GOAL OF THE EXERCISE:
Give the number of lines holding the string "Retention" and nothing more.

-- Begin MATERIALS PROVIDED --

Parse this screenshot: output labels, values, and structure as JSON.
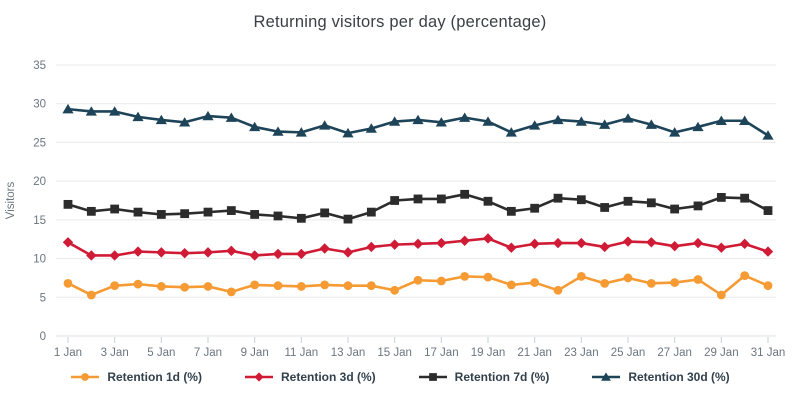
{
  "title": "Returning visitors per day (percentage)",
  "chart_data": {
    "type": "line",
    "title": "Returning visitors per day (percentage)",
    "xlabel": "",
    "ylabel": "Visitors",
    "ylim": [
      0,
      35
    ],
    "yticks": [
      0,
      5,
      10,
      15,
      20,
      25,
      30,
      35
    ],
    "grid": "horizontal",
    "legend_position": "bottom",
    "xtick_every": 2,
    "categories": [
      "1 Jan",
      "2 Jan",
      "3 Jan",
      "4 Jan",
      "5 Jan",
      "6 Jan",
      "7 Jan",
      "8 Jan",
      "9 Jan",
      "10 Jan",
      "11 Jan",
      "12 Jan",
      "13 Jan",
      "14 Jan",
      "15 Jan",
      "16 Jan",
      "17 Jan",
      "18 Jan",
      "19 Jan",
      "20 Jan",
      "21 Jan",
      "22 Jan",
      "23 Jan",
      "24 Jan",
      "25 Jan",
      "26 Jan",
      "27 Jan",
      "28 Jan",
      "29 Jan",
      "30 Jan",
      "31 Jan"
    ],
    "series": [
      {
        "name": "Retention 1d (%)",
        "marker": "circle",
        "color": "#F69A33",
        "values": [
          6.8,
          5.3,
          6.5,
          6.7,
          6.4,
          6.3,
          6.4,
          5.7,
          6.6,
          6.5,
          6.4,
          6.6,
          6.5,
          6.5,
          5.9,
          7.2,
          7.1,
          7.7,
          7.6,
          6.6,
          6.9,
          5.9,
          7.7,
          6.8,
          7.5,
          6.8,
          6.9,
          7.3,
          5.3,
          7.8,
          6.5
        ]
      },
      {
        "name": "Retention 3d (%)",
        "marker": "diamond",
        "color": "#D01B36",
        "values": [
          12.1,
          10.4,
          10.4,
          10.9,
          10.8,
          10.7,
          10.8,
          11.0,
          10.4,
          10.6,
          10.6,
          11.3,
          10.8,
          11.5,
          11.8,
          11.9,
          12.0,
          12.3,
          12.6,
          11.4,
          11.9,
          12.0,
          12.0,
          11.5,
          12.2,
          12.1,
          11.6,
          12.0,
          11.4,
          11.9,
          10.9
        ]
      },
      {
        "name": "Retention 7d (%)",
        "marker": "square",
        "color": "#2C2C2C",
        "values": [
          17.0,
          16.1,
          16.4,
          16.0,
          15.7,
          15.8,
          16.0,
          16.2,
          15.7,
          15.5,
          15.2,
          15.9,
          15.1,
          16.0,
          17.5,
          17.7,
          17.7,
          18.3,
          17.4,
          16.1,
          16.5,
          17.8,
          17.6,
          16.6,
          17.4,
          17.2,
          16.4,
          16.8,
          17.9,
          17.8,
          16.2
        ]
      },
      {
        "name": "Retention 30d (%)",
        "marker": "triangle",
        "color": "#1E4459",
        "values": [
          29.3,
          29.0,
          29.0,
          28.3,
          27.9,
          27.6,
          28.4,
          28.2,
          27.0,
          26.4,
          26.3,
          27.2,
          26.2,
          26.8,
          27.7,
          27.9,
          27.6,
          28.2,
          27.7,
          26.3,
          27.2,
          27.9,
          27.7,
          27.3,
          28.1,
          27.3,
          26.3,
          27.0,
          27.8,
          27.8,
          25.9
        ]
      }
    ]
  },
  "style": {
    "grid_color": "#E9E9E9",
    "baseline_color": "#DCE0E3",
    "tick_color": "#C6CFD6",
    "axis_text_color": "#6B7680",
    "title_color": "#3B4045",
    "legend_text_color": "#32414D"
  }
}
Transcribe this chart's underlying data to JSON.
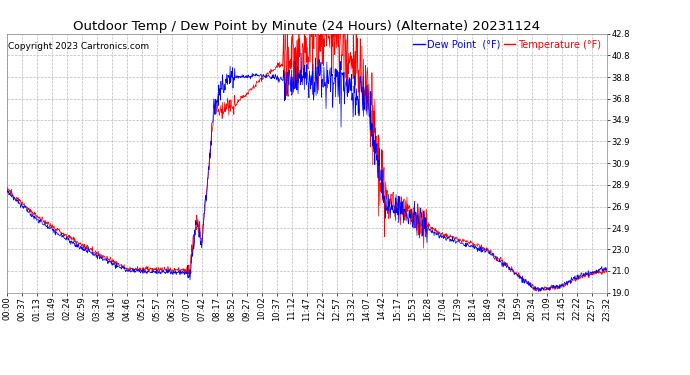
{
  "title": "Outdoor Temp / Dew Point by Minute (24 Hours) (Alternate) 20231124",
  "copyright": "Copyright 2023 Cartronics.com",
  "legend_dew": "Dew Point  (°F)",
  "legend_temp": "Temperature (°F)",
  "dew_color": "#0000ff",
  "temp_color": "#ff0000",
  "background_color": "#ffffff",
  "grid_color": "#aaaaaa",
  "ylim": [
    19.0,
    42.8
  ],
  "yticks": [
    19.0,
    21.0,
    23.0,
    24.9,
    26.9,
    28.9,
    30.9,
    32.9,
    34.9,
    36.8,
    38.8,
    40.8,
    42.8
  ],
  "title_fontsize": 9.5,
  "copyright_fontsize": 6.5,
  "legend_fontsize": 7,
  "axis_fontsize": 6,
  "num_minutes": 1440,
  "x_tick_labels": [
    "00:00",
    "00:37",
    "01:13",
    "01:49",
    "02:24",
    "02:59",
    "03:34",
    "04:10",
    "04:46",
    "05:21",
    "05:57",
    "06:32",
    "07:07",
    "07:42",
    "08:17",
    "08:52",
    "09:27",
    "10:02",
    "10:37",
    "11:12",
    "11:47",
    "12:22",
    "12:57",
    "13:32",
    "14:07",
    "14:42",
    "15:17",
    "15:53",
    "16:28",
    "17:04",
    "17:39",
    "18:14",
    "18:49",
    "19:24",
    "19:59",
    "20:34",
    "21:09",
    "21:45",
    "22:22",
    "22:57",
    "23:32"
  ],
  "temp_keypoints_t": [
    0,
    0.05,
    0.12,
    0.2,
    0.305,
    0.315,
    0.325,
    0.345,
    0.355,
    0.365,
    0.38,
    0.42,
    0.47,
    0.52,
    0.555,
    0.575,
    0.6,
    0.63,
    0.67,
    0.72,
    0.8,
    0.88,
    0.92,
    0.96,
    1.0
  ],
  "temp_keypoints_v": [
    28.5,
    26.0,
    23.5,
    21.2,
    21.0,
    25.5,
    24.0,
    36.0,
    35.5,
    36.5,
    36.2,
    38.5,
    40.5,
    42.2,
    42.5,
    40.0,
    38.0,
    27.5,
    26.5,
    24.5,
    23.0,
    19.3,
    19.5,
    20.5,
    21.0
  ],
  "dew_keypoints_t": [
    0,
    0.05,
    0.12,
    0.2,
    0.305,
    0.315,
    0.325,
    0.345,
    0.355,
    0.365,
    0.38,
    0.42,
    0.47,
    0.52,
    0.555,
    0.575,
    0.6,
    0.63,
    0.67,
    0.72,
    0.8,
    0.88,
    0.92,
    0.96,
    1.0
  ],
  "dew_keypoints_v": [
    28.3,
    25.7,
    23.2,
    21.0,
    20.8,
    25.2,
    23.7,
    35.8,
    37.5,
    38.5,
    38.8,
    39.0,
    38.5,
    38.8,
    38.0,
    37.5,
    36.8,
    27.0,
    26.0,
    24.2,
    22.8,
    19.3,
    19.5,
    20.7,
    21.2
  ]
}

-- End MATERIALS PROVIDED --
-- Begin MATERIALS PROVIDED --

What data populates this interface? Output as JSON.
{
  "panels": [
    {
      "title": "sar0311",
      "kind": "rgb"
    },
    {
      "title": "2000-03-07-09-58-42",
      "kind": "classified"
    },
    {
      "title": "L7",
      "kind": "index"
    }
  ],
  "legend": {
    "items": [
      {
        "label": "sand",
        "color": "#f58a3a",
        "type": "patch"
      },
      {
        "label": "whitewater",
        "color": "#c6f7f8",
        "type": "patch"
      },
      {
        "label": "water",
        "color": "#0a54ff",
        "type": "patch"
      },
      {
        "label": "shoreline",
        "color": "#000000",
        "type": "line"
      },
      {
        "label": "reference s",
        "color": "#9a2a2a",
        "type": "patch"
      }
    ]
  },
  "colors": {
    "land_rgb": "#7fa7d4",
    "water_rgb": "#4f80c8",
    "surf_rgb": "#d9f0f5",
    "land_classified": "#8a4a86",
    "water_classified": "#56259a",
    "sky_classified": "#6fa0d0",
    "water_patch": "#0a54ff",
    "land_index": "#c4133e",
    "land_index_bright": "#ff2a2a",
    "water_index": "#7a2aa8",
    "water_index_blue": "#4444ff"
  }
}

-- End MATERIALS PROVIDED --
-- Begin MATERIALS PROVIDED --

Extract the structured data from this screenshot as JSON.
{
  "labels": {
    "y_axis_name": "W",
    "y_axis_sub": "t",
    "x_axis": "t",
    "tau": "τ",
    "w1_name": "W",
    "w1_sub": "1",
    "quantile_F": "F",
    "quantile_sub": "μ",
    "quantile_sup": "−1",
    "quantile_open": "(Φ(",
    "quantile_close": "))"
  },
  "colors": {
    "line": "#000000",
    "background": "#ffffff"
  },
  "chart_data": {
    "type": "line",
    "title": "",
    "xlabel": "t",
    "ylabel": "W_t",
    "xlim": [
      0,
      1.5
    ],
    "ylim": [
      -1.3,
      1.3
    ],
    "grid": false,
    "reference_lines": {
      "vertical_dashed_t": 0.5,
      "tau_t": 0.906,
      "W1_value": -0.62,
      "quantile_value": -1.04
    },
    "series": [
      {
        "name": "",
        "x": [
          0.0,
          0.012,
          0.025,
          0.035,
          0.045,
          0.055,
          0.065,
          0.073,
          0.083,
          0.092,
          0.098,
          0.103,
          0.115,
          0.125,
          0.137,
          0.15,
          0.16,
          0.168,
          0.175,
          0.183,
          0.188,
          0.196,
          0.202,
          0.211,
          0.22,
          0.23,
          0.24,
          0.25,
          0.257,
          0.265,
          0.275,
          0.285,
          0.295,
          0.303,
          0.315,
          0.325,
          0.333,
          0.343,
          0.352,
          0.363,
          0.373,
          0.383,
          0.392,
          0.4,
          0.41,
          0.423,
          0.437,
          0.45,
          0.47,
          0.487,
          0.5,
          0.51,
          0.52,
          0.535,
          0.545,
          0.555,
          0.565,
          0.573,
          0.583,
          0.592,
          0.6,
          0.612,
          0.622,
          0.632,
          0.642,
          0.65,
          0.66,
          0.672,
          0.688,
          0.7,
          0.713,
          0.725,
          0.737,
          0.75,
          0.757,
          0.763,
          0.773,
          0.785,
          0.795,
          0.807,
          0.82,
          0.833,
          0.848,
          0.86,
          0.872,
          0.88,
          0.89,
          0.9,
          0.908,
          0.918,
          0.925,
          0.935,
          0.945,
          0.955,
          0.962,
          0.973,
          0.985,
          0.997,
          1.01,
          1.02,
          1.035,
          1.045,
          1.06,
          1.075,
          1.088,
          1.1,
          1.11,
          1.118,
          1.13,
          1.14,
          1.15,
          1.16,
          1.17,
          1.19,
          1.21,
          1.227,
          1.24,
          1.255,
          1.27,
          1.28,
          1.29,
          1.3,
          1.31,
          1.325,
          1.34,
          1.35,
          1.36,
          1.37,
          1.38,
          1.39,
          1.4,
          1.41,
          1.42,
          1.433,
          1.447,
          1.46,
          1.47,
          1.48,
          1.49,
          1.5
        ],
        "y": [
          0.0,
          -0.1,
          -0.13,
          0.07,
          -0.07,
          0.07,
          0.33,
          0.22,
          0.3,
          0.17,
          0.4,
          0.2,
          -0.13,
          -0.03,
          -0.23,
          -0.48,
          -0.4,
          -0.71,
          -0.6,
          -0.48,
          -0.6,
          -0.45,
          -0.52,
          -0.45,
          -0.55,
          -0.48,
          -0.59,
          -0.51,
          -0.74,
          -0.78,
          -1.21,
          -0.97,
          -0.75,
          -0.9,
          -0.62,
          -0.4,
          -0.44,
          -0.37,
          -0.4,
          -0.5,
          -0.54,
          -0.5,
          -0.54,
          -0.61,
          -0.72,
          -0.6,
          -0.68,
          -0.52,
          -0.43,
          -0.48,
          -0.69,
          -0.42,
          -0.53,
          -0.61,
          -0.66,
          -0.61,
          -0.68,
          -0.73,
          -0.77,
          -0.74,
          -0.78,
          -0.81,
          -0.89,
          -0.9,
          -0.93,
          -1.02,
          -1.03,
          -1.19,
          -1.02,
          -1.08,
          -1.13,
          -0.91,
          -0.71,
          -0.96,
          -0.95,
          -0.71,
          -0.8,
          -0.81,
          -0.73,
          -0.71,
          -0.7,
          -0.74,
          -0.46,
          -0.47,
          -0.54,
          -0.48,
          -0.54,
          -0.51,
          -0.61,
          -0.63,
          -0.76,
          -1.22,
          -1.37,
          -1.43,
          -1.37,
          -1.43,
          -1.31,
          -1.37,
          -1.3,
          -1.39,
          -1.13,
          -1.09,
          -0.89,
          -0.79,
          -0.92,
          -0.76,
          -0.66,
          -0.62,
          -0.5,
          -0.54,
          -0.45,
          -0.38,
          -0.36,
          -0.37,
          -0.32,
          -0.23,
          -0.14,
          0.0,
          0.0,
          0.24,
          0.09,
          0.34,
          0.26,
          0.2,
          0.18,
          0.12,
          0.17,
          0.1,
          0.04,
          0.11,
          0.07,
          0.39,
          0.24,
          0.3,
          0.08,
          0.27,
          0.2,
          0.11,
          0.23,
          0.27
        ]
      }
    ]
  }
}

-- End MATERIALS PROVIDED --

RESULT BELOW:
4